[Task requirements] What is the number of lines holding the word "name"? Write that number and nothing else.

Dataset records
******
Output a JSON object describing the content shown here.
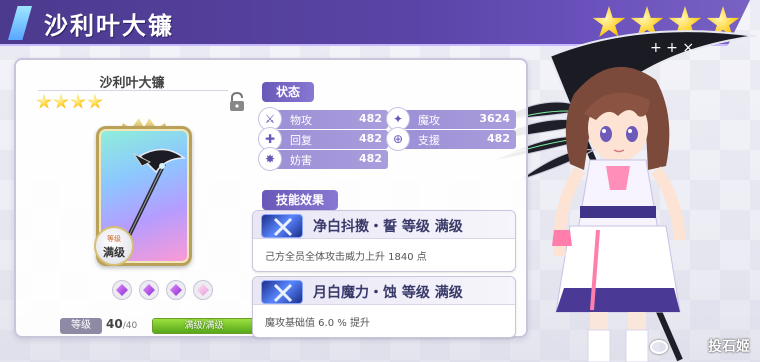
{
  "header": {
    "title": "沙利叶大镰",
    "star_count": 4
  },
  "weapon": {
    "name": "沙利叶大镰",
    "rarity_stars": 4,
    "badge_top": "等级",
    "badge_main": "满级",
    "gems_filled": 3,
    "gems_total": 4,
    "level_label": "等级",
    "level_current": "40",
    "level_max": "/40",
    "level_bar_text": "满级/满级",
    "level_progress": 1.0
  },
  "stats": {
    "header": "状态",
    "rows": [
      {
        "icon": "sword-icon",
        "name": "物攻",
        "value": "482"
      },
      {
        "icon": "staff-icon",
        "name": "魔攻",
        "value": "3624"
      },
      {
        "icon": "heal-icon",
        "name": "回复",
        "value": "482"
      },
      {
        "icon": "support-icon",
        "name": "支援",
        "value": "482"
      },
      {
        "icon": "hinder-icon",
        "name": "妨害",
        "value": "482"
      }
    ]
  },
  "skills": {
    "header": "技能效果",
    "items": [
      {
        "name": "净白抖擞・誓 等级 满级",
        "desc": "己方全员全体攻击威力上升 1840 点"
      },
      {
        "name": "月白魔力・蚀 等级 满级",
        "desc": "魔攻基础值 6.0 % 提升"
      }
    ]
  },
  "watermark": "投石姬",
  "colors": {
    "title_bar": "#5a44a6",
    "stat_row": "#9c8fd6",
    "accent_gold": "#ffcd1e",
    "level_bar": "#56a81b"
  }
}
******
[Solution below] 8